### THE PROBLEM:
Copy every line of the records below that holds the word "will".

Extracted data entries
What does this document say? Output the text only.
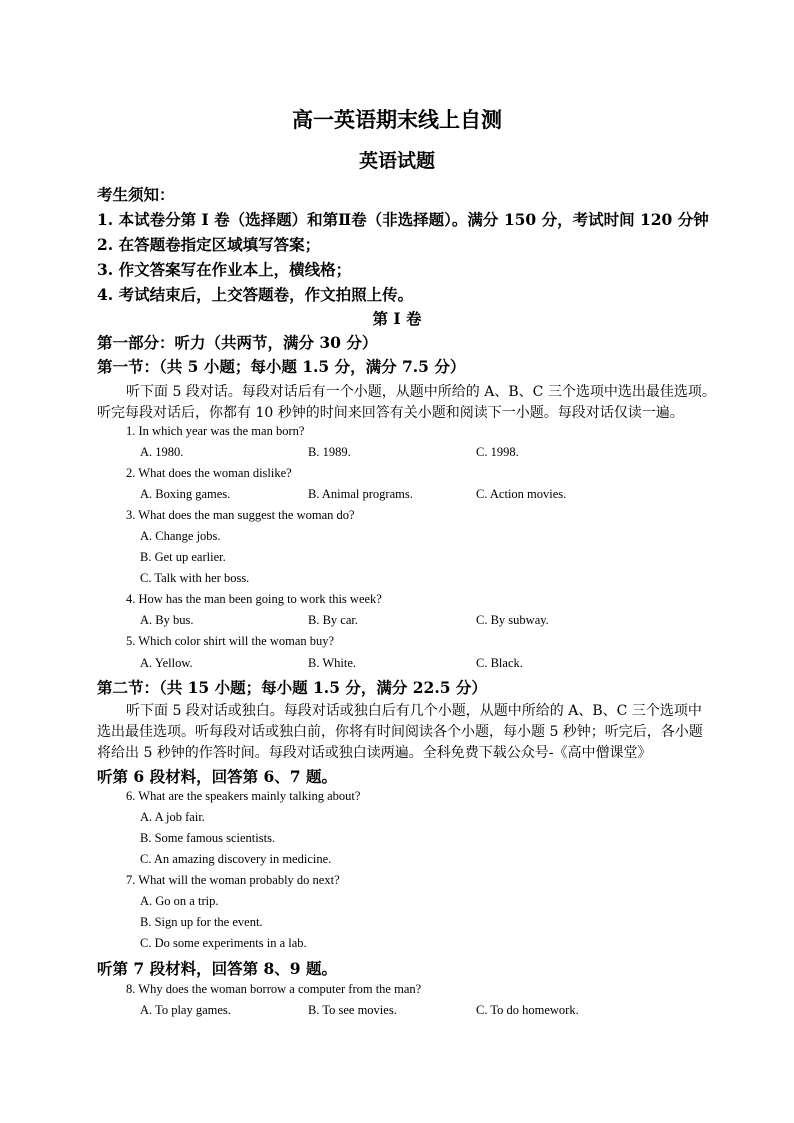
高一英语期末线上自测
英语试题
考生须知：
1. 本试卷分第 I 卷（选择题）和第Ⅱ卷（非选择题）。满分 150 分，考试时间 120 分钟
2. 在答题卷指定区域填写答案；
3. 作文答案写在作业本上，横线格；
4. 考试结束后，上交答题卷，作文拍照上传。
第 I 卷
第一部分：听力（共两节，满分 30 分）
第一节：（共 5 小题；每小题 1.5 分，满分 7.5 分）
听下面 5 段对话。每段对话后有一个小题，从题中所给的 A、B、C 三个选项中选出最佳选项。
听完每段对话后，你都有 10 秒钟的时间来回答有关小题和阅读下一小题。每段对话仅读一遍。
1. In which year was the man born?
A. 1980.	B. 1989.	C. 1998.
2. What does the woman dislike?
A. Boxing games.	B. Animal programs.	C. Action movies.
3. What does the man suggest the woman do?
A. Change jobs.
B. Get up earlier.
C. Talk with her boss.
4. How has the man been going to work this week?
A. By bus.	B. By car.	C. By subway.
5. Which color shirt will the woman buy?
A. Yellow.	B. White.	C. Black.
第二节：（共 15 小题；每小题 1.5 分，满分 22.5 分）
听下面 5 段对话或独白。每段对话或独白后有几个小题，从题中所给的 A、B、C 三个选项中
选出最佳选项。听每段对话或独白前，你将有时间阅读各个小题，每小题 5 秒钟；听完后，各小题
将给出 5 秒钟的作答时间。每段对话或独白读两遍。全科免费下载公众号-《高中僧课堂》
听第 6 段材料，回答第 6、7 题。
6. What are the speakers mainly talking about?
A. A job fair.
B. Some famous scientists.
C. An amazing discovery in medicine.
7. What will the woman probably do next?
A. Go on a trip.
B. Sign up for the event.
C. Do some experiments in a lab.
听第 7 段材料，回答第 8、9 题。
8. Why does the woman borrow a computer from the man?
A. To play games.	B. To see movies.	C. To do homework.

### SOLVED EXERCISE:
5. Which color shirt will the woman buy?
7. What will the woman probably do next?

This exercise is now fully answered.